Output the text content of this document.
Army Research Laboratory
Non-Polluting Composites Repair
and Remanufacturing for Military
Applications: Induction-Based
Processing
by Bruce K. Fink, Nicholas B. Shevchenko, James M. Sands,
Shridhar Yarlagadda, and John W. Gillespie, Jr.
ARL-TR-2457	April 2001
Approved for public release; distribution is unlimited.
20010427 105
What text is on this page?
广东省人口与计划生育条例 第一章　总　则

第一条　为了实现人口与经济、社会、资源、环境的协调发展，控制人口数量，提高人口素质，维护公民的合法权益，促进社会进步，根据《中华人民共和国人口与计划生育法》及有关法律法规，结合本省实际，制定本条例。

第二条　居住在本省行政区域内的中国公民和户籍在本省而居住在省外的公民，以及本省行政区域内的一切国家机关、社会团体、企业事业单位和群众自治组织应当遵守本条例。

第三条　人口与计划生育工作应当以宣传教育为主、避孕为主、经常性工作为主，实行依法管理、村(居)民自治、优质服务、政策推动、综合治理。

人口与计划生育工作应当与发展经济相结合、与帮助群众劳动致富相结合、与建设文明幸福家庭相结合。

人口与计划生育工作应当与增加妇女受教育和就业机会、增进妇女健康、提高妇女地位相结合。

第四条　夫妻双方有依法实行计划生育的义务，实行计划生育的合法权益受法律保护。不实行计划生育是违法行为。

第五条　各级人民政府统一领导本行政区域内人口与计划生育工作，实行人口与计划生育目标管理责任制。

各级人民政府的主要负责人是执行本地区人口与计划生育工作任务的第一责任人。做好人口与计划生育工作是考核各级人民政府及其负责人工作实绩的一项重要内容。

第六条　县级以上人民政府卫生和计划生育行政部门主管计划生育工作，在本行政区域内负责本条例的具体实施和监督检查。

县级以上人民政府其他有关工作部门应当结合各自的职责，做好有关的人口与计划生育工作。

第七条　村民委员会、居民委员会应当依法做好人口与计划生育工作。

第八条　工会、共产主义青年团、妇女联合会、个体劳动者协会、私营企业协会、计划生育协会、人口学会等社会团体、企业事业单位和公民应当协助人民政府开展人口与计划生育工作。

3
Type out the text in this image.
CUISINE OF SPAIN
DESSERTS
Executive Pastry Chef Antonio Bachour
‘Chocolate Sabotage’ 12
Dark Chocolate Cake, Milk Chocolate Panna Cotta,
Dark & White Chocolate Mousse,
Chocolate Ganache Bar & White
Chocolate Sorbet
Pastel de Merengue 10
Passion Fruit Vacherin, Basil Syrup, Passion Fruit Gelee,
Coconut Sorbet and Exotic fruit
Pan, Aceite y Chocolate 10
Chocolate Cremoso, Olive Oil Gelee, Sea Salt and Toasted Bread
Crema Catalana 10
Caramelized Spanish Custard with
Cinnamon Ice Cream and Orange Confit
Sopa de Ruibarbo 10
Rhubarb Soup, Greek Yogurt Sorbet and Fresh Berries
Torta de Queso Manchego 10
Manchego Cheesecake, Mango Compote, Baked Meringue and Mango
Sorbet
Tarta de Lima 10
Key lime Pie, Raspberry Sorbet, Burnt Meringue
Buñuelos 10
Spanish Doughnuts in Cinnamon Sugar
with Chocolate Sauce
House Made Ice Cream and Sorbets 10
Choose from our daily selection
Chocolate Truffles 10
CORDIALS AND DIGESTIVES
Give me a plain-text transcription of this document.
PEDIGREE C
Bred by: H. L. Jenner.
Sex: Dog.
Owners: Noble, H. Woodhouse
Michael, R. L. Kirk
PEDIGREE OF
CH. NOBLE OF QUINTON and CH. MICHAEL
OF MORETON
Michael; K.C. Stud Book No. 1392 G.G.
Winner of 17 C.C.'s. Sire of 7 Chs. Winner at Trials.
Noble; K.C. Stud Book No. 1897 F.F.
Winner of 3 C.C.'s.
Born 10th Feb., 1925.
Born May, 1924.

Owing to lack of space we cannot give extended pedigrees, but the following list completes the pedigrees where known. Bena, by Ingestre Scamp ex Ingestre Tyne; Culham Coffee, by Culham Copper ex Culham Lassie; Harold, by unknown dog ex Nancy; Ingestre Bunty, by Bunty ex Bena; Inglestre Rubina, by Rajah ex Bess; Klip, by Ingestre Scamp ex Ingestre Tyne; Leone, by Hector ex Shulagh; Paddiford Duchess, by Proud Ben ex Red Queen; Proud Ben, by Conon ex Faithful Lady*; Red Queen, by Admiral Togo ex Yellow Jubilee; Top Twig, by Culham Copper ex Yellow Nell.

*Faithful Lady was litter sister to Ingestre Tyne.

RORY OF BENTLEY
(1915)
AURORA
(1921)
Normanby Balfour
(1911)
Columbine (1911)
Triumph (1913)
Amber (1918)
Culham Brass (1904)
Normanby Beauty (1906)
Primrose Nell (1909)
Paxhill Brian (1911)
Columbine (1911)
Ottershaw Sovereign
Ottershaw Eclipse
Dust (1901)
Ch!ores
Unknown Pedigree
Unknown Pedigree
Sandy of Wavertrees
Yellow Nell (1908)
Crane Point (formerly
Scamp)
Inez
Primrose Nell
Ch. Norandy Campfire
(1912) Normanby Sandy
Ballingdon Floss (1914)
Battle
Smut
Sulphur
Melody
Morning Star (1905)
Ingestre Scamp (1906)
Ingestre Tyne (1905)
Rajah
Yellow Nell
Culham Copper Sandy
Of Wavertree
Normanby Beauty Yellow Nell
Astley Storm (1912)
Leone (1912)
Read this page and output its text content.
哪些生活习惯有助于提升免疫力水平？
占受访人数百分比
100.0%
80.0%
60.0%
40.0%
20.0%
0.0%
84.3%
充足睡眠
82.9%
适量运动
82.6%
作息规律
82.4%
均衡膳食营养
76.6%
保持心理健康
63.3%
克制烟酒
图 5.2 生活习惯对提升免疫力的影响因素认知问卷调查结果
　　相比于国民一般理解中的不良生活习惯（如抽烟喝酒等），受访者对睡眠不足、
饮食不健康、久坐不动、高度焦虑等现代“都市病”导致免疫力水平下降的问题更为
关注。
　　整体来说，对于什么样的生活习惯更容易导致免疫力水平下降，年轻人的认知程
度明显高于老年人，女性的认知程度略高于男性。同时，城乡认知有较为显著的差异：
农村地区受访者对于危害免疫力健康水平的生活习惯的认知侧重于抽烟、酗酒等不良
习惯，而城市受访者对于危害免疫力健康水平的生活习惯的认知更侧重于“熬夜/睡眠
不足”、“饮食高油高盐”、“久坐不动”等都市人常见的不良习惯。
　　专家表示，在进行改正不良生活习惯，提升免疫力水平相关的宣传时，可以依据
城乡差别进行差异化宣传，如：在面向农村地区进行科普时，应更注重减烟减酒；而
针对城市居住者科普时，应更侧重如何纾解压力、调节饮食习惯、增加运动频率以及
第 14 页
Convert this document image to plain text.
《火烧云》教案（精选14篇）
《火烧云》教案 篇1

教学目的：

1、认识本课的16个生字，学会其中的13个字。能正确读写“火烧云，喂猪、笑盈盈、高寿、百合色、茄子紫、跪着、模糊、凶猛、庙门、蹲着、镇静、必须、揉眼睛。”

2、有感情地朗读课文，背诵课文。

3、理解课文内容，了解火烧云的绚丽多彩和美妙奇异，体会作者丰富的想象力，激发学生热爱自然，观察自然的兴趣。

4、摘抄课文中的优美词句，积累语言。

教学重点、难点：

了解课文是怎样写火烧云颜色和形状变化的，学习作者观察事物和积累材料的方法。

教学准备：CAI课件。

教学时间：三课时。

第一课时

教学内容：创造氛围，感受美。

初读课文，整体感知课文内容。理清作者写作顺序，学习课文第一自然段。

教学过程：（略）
^^^^^^^^
**Instruction**
The listing above should be transcribed in full, exactly as written.

**Response to this task**
Output the text content of this document.
Army Research Laboratory
Non-Polluting Composites Repair
and Remanufacturing for Military
Applications: Induction-Based
Processing
by Bruce K. Fink, Nicholas B. Shevchenko, James M. Sands,
Shridhar Yarlagadda, and John W. Gillespie, Jr.
ARL-TR-2457	April 2001
Approved for public release; distribution is unlimited.
20010427 105
What text is on this page?
广东省人口与计划生育条例 第一章　总　则

第一条　为了实现人口与经济、社会、资源、环境的协调发展，控制人口数量，提高人口素质，维护公民的合法权益，促进社会进步，根据《中华人民共和国人口与计划生育法》及有关法律法规，结合本省实际，制定本条例。

第二条　居住在本省行政区域内的中国公民和户籍在本省而居住在省外的公民，以及本省行政区域内的一切国家机关、社会团体、企业事业单位和群众自治组织应当遵守本条例。

第三条　人口与计划生育工作应当以宣传教育为主、避孕为主、经常性工作为主，实行依法管理、村(居)民自治、优质服务、政策推动、综合治理。

人口与计划生育工作应当与发展经济相结合、与帮助群众劳动致富相结合、与建设文明幸福家庭相结合。

人口与计划生育工作应当与增加妇女受教育和就业机会、增进妇女健康、提高妇女地位相结合。

第四条　夫妻双方有依法实行计划生育的义务，实行计划生育的合法权益受法律保护。不实行计划生育是违法行为。

第五条　各级人民政府统一领导本行政区域内人口与计划生育工作，实行人口与计划生育目标管理责任制。

各级人民政府的主要负责人是执行本地区人口与计划生育工作任务的第一责任人。做好人口与计划生育工作是考核各级人民政府及其负责人工作实绩的一项重要内容。

第六条　县级以上人民政府卫生和计划生育行政部门主管计划生育工作，在本行政区域内负责本条例的具体实施和监督检查。

县级以上人民政府其他有关工作部门应当结合各自的职责，做好有关的人口与计划生育工作。

第七条　村民委员会、居民委员会应当依法做好人口与计划生育工作。

第八条　工会、共产主义青年团、妇女联合会、个体劳动者协会、私营企业协会、计划生育协会、人口学会等社会团体、企业事业单位和公民应当协助人民政府开展人口与计划生育工作。

3
Type out the text in this image.
CUISINE OF SPAIN
DESSERTS
Executive Pastry Chef Antonio Bachour
‘Chocolate Sabotage’ 12
Dark Chocolate Cake, Milk Chocolate Panna Cotta,
Dark & White Chocolate Mousse,
Chocolate Ganache Bar & White
Chocolate Sorbet
Pastel de Merengue 10
Passion Fruit Vacherin, Basil Syrup, Passion Fruit Gelee,
Coconut Sorbet and Exotic fruit
Pan, Aceite y Chocolate 10
Chocolate Cremoso, Olive Oil Gelee, Sea Salt and Toasted Bread
Crema Catalana 10
Caramelized Spanish Custard with
Cinnamon Ice Cream and Orange Confit
Sopa de Ruibarbo 10
Rhubarb Soup, Greek Yogurt Sorbet and Fresh Berries
Torta de Queso Manchego 10
Manchego Cheesecake, Mango Compote, Baked Meringue and Mango
Sorbet
Tarta de Lima 10
Key lime Pie, Raspberry Sorbet, Burnt Meringue
Buñuelos 10
Spanish Doughnuts in Cinnamon Sugar
with Chocolate Sauce
House Made Ice Cream and Sorbets 10
Choose from our daily selection
Chocolate Truffles 10
CORDIALS AND DIGESTIVES
Give me a plain-text transcription of this document.
PEDIGREE C
Bred by: H. L. Jenner.
Sex: Dog.
Owners: Noble, H. Woodhouse
Michael, R. L. Kirk
PEDIGREE OF
CH. NOBLE OF QUINTON and CH. MICHAEL
OF MORETON
Michael; K.C. Stud Book No. 1392 G.G.
Winner of 17 C.C.'s. Sire of 7 Chs. Winner at Trials.
Noble; K.C. Stud Book No. 1897 F.F.
Winner of 3 C.C.'s.
Born 10th Feb., 1925.
Born May, 1924.

Owing to lack of space we cannot give extended pedigrees, but the following list completes the pedigrees where known. Bena, by Ingestre Scamp ex Ingestre Tyne; Culham Coffee, by Culham Copper ex Culham Lassie; Harold, by unknown dog ex Nancy; Ingestre Bunty, by Bunty ex Bena; Inglestre Rubina, by Rajah ex Bess; Klip, by Ingestre Scamp ex Ingestre Tyne; Leone, by Hector ex Shulagh; Paddiford Duchess, by Proud Ben ex Red Queen; Proud Ben, by Conon ex Faithful Lady*; Red Queen, by Admiral Togo ex Yellow Jubilee; Top Twig, by Culham Copper ex Yellow Nell.

*Faithful Lady was litter sister to Ingestre Tyne.

RORY OF BENTLEY
(1915)
AURORA
(1921)
Normanby Balfour
(1911)
Columbine (1911)
Triumph (1913)
Amber (1918)
Culham Brass (1904)
Normanby Beauty (1906)
Primrose Nell (1909)
Paxhill Brian (1911)
Columbine (1911)
Ottershaw Sovereign
Ottershaw Eclipse
Dust (1901)
Ch!ores
Unknown Pedigree
Unknown Pedigree
Sandy of Wavertrees
Yellow Nell (1908)
Crane Point (formerly
Scamp)
Inez
Primrose Nell
Ch. Norandy Campfire
(1912) Normanby Sandy
Ballingdon Floss (1914)
Battle
Smut
Sulphur
Melody
Morning Star (1905)
Ingestre Scamp (1906)
Ingestre Tyne (1905)
Rajah
Yellow Nell
Culham Copper Sandy
Of Wavertree
Normanby Beauty Yellow Nell
Astley Storm (1912)
Leone (1912)
Read this page and output its text content.
哪些生活习惯有助于提升免疫力水平？
占受访人数百分比
100.0%
80.0%
60.0%
40.0%
20.0%
0.0%
84.3%
充足睡眠
82.9%
适量运动
82.6%
作息规律
82.4%
均衡膳食营养
76.6%
保持心理健康
63.3%
克制烟酒
图 5.2 生活习惯对提升免疫力的影响因素认知问卷调查结果
　　相比于国民一般理解中的不良生活习惯（如抽烟喝酒等），受访者对睡眠不足、
饮食不健康、久坐不动、高度焦虑等现代“都市病”导致免疫力水平下降的问题更为
关注。
　　整体来说，对于什么样的生活习惯更容易导致免疫力水平下降，年轻人的认知程
度明显高于老年人，女性的认知程度略高于男性。同时，城乡认知有较为显著的差异：
农村地区受访者对于危害免疫力健康水平的生活习惯的认知侧重于抽烟、酗酒等不良
习惯，而城市受访者对于危害免疫力健康水平的生活习惯的认知更侧重于“熬夜/睡眠
不足”、“饮食高油高盐”、“久坐不动”等都市人常见的不良习惯。
　　专家表示，在进行改正不良生活习惯，提升免疫力水平相关的宣传时，可以依据
城乡差别进行差异化宣传，如：在面向农村地区进行科普时，应更注重减烟减酒；而
针对城市居住者科普时，应更侧重如何纾解压力、调节饮食习惯、增加运动频率以及
第 14 页
Convert this document image to plain text.
《火烧云》教案（精选14篇）
《火烧云》教案 篇1

教学目的：

1、认识本课的16个生字，学会其中的13个字。能正确读写“火烧云，喂猪、笑盈盈、高寿、百合色、茄子紫、跪着、模糊、凶猛、庙门、蹲着、镇静、必须、揉眼睛。”

2、有感情地朗读课文，背诵课文。

3、理解课文内容，了解火烧云的绚丽多彩和美妙奇异，体会作者丰富的想象力，激发学生热爱自然，观察自然的兴趣。

4、摘抄课文中的优美词句，积累语言。

教学重点、难点：

了解课文是怎样写火烧云颜色和形状变化的，学习作者观察事物和积累材料的方法。

教学准备：CAI课件。

教学时间：三课时。

第一课时

教学内容：创造氛围，感受美。

初读课文，整体感知课文内容。理清作者写作顺序，学习课文第一自然段。

教学过程：（略）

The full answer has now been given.